Ich muss sagen dieser Teil der Aktion ist schon jetzt jeden Morgen wieder ein Erfolgserlebnis, weil es wirklich toll ist, zu sehen, wie gut sich das Ganze weiterentwickelt. Die Motivation, die ich so jeden Morgen bekomme, versuche ich auch gleich wieder zurückzugeben, mit den „Morning Exercises“, einem kleinen Aufwärmprogramm mit leichten Turn-, Stretch- und Stimmübungen in Verbingung mit englischen Zahlen und dem Alphabet, leichten Vokabeln, usw. aber der Spaßfaktor steht an erster Stelle. So sind die Kinder jeden Morgen aufs neue für Tierlautnachahmungen zu begeistern – und zwar so sehr, dass mich inzwischen die Eltern der Kinder gefragt haben, ob ich nicht bitte das „Huhn“ machen könnte (auf der Straße, in der Öffentlichkeit!), weil die Kinder immer davon erzählen. Und nachdem sich alle groß wie ein Haus und klein wie eine Maus gemacht, wie Tauben gegurrt und wie Tiger gefaucht haben, singen die LehrerInnen mit ihnen die indische Nationalhymne, danach beginnt der Unterricht. In den ersten Wochen bin ich nach dem Morgenprogramm meistens direkt ins Office gefahren, während Jasper (nachdem er zurück gekommen war) normalerweise die komplette Unterrichtszeit dort geblieben ist, um den Kleinsten das Alphabet und die Zahlen bis 100 beizubringen. Er hat bei den Jüngeren auch angefangen, ihnen Buchstaben einzeln beizubringen und nicht immer nur das Alphabet nachzuplappern, auf die Idee ist komischerweise von den Lehrern wohl vorher niemand gekommen. Seit zwei Monaten bleibe ich auch immer da und arbeite mit den älteren Kindern, weil ich den Eindruck hatte, dass viele von ihnen auch deshalb unmotiviert sind, weil sie (zumindest in Englisch) seit Jahren immer dasselbe widerkäuen. Inzwischen sind sie nicht nur enthusiastisch dabei, es werden auch immer mehr, wie es scheint, was natürlich toll ist. Ein guter Rückhalt für uns ist außerdem, dass wir auf der monatlichen Lehrerkoferenz ebensfalls ausgesprochen positives Feedback bekommen haben. Aber – das muss wohl kaum erwähnt werden – natürlich gibt bessere und schlechtere Tage, mehr und weniger motivierte Lehrer, Morgende, an denen man mit einem Hochgefühl im Magen nach Hause fährt und solche, an denen man am liebsten gar nicht aufgestanden wäre. Aber erstere überwiegen bei weitem. Und ansonsten gibt es immer noch Ratnas Morning Chai mit Keksen, die einen unwillkürlich ein Lächeln entlocken, egal, wie griesgrämig man eigentlich gerade dreinschauen will...
*Für alle, die das nicht wissen: Human Wave betreibt mehrere so genannte Tutorials, in denen die Kinder von Kindergarten- bis Gymnasialalter (eigentlich) zusätzlich zum staatlichen Schulunterricht (der so schlecht ist, dass er nicht wirklich zählt), den sie meist selten oder gar nicht besuchen, morgens von 7.00-10.00 unterrichtet werden. Die nächsten Projekte sind Kasbagan, Adashanagore und eben Lalkuthi, das ungefähr 10 Min. mit dem Fahrrad entfernt ist (wenn man indisch fährt). Dort arbeitet die Organisation seit fünf Jahren, es gibt (bisher) einen Klassenraum, in dem fünf LehrerInnen 6 Tage die Woche zwischen 20 und 50 Schüler unterrichten.

(Daten zum Dokumentverständnis)

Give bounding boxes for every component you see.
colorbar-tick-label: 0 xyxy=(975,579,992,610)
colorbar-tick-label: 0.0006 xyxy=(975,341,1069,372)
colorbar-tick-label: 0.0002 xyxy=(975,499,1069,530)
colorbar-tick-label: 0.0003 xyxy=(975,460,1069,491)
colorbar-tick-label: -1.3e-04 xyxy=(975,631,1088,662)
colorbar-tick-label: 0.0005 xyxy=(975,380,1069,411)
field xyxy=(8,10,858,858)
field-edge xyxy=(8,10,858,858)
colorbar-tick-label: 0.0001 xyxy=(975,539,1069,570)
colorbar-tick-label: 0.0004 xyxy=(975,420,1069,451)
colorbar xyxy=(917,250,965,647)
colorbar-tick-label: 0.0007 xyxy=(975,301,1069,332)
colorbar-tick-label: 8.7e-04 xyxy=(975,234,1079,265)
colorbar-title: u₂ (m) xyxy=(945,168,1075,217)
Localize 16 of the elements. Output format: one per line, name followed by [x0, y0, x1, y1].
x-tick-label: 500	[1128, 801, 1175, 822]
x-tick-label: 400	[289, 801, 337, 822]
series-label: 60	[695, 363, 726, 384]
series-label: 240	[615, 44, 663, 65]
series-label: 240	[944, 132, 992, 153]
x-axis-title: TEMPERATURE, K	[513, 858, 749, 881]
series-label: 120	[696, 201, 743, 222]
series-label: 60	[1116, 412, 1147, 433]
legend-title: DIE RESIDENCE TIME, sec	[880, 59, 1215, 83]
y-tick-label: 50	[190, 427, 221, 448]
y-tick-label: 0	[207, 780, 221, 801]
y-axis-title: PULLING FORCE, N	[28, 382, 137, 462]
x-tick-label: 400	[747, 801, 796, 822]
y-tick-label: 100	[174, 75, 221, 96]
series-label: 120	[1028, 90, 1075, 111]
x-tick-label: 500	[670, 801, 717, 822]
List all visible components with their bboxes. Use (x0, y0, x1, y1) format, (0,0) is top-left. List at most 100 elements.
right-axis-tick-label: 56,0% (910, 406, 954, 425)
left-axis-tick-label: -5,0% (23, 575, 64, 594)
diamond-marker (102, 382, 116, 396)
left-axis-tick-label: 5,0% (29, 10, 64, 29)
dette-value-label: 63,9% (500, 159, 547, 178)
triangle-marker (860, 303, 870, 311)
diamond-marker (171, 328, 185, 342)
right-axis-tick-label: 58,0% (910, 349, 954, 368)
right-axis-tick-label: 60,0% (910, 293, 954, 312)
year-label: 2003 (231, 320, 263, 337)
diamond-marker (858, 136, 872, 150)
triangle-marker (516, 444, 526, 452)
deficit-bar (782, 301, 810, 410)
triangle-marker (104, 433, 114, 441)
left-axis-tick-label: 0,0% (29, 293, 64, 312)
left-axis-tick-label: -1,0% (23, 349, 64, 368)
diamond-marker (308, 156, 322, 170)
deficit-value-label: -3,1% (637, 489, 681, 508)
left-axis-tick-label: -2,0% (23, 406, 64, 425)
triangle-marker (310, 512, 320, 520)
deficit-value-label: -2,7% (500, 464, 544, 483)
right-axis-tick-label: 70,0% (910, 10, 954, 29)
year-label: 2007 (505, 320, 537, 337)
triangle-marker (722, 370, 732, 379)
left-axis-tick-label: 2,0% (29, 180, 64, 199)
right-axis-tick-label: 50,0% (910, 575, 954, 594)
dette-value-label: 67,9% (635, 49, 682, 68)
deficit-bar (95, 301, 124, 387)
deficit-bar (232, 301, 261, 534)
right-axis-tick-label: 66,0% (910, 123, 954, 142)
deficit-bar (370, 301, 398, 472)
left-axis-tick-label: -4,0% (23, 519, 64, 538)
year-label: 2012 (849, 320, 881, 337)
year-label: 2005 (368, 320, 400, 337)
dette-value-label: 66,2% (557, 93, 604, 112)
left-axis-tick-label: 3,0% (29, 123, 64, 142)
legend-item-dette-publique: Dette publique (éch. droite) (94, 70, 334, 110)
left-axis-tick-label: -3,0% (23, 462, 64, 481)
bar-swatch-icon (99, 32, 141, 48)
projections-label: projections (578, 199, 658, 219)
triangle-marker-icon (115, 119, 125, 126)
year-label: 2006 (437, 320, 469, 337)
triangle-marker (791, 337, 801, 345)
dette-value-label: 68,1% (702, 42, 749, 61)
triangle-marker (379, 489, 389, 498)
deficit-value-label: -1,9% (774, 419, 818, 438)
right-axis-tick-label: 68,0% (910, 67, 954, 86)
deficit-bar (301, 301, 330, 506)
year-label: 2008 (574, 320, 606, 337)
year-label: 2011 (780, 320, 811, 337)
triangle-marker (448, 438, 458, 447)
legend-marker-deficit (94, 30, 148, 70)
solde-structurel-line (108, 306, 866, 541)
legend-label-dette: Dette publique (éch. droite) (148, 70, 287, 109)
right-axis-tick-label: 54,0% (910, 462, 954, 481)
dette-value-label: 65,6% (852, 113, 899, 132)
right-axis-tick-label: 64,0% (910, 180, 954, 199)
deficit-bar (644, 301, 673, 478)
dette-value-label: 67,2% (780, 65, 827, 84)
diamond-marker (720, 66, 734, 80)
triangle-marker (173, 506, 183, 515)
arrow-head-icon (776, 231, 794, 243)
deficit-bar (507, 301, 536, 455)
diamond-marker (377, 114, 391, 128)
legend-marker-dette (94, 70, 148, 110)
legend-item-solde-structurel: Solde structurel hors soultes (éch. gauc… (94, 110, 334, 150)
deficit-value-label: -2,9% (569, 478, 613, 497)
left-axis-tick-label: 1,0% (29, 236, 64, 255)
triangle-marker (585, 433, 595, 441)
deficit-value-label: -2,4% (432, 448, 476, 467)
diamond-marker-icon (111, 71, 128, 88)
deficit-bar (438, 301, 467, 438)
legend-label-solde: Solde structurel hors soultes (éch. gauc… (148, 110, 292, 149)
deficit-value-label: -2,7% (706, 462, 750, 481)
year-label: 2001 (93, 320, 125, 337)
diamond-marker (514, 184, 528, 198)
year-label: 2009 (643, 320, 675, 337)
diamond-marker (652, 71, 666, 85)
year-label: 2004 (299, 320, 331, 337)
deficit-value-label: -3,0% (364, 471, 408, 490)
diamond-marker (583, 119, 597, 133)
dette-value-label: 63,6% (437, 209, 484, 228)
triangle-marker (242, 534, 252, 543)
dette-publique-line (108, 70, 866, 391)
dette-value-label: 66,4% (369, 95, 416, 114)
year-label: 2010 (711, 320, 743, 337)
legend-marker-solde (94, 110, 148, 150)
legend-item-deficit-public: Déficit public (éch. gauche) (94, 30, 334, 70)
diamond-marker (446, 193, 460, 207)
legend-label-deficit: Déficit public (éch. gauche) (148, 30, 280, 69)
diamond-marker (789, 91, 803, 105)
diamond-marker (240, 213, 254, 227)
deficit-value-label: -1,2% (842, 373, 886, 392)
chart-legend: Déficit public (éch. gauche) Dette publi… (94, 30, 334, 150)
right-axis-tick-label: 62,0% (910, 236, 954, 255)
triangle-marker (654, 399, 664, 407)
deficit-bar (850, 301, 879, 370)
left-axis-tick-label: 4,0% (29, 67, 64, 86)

AUFGABE: Schreib alle Tiere auf, die im Textauszug genannt werden.

LÖSUNG: Huhn, Maus, Tauben, Tiger